--- BEGIN Dataset records ---
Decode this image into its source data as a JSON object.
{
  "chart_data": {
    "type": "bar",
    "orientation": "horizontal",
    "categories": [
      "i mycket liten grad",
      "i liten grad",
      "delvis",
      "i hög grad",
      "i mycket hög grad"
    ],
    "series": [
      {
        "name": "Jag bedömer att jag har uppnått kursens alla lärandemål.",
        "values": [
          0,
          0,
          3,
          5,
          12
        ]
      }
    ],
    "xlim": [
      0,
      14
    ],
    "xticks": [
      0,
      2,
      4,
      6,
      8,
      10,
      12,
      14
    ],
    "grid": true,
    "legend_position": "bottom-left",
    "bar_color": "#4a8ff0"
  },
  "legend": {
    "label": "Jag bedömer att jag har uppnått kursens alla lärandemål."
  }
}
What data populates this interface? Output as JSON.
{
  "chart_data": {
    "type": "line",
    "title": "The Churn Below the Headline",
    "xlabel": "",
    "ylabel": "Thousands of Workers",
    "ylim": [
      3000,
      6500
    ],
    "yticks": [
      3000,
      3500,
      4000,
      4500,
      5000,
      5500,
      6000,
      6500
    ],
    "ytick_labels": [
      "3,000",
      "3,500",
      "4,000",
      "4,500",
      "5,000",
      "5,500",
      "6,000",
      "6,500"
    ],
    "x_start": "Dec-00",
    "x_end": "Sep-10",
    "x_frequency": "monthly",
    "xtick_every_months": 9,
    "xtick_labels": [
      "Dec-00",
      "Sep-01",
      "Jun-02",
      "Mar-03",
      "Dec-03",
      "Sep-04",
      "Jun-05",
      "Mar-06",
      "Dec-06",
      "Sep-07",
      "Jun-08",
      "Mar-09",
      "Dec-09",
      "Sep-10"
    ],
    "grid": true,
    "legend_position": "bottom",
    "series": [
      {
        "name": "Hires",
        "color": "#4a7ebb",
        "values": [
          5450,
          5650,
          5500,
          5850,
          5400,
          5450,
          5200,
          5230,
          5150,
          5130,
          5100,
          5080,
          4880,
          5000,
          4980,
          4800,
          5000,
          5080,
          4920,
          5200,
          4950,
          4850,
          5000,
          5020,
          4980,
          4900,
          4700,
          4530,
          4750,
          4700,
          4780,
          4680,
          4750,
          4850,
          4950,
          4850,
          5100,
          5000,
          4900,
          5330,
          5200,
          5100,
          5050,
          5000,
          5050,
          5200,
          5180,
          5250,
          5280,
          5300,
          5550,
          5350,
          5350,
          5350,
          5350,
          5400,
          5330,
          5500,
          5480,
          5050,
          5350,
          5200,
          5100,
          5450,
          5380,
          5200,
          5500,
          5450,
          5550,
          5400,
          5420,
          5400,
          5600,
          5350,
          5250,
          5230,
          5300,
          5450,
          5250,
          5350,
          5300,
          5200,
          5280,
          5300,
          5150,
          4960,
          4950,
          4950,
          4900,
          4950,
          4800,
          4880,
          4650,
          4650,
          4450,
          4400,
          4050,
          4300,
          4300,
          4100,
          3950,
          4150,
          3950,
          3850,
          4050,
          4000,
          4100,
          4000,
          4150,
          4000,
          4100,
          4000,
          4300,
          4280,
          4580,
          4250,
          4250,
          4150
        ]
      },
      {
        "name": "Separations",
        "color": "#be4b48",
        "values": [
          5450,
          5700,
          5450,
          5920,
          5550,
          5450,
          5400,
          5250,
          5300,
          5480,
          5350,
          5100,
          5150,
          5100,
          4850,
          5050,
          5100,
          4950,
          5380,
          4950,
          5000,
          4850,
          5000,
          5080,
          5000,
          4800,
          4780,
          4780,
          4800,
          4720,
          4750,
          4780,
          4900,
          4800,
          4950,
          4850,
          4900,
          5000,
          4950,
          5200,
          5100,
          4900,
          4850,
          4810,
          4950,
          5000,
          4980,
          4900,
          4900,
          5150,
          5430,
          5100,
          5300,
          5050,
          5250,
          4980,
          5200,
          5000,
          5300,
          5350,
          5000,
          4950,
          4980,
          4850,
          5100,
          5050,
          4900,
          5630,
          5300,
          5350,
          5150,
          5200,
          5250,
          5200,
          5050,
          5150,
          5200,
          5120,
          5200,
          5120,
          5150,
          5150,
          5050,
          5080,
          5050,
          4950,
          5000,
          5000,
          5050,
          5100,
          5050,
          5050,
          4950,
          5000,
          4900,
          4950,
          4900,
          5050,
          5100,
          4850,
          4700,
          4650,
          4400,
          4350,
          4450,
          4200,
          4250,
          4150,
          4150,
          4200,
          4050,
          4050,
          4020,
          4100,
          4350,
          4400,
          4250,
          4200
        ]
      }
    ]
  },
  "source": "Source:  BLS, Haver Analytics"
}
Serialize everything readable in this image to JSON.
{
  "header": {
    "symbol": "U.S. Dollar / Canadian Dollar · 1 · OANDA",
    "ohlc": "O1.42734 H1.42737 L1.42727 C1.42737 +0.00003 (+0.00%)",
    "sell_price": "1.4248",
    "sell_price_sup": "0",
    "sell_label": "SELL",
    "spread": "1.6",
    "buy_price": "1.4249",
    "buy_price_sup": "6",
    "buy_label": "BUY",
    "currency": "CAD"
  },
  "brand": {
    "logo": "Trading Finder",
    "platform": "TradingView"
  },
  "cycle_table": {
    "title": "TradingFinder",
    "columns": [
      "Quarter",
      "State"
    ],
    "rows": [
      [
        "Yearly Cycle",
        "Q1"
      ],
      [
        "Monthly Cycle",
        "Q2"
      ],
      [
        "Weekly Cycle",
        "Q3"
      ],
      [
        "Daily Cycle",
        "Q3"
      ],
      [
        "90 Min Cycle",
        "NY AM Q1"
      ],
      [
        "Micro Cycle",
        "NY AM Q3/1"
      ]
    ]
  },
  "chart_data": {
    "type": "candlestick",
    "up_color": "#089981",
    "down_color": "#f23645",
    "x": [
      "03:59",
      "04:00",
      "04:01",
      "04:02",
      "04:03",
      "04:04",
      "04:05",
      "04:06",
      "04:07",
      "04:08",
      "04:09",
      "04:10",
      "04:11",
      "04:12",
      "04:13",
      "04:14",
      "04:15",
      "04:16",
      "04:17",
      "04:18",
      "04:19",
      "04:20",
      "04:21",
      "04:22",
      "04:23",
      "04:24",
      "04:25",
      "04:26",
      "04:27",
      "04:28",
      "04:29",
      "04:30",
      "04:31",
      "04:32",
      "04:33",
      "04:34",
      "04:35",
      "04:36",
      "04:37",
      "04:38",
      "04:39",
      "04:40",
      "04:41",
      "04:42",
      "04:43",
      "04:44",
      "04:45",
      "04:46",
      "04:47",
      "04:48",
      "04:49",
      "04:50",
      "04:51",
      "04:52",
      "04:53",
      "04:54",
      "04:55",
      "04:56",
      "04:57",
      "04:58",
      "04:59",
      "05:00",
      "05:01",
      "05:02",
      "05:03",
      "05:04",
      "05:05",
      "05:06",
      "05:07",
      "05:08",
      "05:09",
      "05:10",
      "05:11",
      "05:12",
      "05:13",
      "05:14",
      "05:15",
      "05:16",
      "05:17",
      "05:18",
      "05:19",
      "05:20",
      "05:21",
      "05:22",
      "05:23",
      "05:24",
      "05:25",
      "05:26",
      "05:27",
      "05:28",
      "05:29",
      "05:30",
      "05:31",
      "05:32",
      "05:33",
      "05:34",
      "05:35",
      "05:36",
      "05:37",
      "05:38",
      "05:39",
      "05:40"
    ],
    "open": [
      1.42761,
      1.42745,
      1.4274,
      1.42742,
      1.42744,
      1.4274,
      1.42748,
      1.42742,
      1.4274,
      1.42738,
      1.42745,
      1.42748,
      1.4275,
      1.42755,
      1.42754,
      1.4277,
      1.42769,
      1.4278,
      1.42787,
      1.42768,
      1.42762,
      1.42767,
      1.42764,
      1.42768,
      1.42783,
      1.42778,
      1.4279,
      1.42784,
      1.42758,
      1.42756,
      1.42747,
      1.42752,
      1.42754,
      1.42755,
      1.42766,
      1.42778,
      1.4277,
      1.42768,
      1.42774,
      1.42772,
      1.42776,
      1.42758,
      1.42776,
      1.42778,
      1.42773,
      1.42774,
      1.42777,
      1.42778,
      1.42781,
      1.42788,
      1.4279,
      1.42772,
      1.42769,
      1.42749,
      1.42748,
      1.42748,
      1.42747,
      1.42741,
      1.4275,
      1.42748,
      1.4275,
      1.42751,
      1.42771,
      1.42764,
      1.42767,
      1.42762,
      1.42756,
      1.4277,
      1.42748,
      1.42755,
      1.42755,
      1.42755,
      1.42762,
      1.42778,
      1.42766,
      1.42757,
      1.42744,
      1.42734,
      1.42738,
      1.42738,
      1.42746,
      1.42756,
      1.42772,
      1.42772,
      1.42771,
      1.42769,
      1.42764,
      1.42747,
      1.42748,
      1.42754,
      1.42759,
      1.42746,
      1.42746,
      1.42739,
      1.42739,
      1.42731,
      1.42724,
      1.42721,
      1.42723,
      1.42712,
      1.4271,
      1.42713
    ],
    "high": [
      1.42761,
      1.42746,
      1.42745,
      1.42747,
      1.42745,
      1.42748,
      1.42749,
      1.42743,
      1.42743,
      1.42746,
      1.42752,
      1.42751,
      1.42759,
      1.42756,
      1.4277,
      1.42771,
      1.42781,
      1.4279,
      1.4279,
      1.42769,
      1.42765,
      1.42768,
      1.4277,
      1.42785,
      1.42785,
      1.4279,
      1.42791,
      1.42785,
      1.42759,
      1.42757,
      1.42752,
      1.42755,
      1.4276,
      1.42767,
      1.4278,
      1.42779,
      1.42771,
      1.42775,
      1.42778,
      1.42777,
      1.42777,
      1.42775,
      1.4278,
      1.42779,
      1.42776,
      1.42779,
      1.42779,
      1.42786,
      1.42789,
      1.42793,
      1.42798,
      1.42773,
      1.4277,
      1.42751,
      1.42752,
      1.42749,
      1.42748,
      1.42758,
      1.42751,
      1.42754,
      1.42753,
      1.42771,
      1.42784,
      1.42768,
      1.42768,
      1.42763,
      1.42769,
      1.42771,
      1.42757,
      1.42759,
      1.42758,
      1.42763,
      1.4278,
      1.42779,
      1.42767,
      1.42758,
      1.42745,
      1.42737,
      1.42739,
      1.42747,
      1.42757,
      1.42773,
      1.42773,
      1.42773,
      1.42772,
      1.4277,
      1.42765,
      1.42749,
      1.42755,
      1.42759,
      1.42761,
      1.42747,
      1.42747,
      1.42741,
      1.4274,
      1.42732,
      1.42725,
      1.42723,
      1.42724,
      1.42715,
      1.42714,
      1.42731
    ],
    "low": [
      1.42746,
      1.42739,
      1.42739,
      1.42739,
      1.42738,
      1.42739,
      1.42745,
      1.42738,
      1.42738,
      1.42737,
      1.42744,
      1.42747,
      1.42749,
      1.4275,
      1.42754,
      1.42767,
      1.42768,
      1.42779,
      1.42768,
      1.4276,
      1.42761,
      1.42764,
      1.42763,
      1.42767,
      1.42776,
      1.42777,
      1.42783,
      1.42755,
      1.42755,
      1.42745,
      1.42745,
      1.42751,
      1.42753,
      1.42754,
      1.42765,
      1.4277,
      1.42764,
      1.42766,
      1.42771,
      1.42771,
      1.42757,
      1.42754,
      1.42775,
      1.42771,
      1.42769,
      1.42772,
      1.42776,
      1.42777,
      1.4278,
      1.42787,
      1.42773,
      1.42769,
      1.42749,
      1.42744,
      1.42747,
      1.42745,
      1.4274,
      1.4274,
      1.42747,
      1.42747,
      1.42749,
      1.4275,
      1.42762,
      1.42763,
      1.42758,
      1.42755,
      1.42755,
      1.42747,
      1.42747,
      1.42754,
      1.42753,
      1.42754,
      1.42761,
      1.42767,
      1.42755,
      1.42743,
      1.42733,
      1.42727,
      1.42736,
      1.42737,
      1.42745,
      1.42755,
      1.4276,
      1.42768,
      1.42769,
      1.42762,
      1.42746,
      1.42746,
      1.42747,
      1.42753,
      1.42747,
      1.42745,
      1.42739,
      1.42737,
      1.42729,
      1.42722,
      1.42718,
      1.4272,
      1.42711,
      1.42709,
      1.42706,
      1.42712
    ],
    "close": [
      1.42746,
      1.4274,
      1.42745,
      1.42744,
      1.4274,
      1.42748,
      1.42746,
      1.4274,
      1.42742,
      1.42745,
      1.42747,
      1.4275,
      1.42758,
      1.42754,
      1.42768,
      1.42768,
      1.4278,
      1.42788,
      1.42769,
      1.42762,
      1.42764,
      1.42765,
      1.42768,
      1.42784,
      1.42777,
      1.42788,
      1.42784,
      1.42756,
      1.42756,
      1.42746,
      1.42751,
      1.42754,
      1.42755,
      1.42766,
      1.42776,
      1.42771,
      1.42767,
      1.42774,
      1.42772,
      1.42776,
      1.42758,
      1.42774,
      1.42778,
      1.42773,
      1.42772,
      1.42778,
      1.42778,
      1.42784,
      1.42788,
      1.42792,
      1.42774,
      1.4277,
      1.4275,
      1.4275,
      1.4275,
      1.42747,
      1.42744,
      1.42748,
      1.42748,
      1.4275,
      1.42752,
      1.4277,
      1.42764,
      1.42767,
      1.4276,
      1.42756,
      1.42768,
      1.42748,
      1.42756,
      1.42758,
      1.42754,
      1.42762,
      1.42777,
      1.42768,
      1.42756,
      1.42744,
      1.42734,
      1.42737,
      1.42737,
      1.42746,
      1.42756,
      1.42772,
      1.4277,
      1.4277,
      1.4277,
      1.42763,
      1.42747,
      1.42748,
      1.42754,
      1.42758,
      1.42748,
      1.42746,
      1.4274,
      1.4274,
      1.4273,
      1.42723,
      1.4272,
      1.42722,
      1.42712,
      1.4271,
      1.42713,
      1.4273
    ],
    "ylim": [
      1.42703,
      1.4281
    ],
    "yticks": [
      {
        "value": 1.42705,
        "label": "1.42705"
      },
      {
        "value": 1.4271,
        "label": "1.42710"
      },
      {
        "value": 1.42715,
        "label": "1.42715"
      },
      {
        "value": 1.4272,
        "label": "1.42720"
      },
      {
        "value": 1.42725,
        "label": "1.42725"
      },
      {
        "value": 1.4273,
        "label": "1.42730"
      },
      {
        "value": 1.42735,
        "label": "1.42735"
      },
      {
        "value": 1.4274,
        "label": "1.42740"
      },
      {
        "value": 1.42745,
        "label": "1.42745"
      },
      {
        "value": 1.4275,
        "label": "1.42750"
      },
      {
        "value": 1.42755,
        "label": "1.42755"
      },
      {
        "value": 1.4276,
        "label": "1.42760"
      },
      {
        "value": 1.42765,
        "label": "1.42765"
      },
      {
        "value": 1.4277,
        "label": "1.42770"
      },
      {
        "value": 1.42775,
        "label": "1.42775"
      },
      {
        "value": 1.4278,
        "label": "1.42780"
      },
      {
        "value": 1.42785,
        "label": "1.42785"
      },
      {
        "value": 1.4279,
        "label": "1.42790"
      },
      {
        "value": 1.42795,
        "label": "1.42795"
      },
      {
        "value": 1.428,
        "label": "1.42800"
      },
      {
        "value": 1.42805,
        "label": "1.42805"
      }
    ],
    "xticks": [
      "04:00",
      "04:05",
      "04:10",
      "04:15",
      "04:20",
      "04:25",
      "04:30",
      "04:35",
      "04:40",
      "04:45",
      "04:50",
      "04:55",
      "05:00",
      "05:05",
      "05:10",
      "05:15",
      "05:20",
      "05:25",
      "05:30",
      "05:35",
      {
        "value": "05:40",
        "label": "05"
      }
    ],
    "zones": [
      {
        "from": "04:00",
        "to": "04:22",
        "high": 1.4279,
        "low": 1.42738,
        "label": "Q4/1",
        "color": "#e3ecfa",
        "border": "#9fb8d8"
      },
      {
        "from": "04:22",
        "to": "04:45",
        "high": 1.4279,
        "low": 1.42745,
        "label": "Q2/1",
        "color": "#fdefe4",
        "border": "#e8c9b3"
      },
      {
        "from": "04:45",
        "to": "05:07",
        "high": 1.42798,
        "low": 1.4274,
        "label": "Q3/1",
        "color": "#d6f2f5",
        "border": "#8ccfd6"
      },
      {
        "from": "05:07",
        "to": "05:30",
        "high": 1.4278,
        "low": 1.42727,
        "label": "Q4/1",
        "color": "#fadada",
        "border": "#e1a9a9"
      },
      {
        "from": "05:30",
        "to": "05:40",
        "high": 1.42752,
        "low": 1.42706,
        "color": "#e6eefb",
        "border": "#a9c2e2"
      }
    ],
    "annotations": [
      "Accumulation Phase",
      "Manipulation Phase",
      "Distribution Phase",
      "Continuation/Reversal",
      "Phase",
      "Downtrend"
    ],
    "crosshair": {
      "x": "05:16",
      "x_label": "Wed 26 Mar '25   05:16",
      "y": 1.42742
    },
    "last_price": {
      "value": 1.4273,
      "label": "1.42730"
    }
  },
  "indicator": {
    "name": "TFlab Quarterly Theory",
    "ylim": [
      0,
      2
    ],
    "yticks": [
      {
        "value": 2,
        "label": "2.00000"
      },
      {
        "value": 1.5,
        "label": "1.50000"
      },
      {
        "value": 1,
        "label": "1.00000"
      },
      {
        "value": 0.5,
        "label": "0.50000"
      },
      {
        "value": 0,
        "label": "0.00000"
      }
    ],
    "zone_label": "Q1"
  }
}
--- END Dataset records ---
In the entries above, identify each line that includes the string "mycket", then copy it.

      "i mycket liten grad",
      "i mycket hög grad"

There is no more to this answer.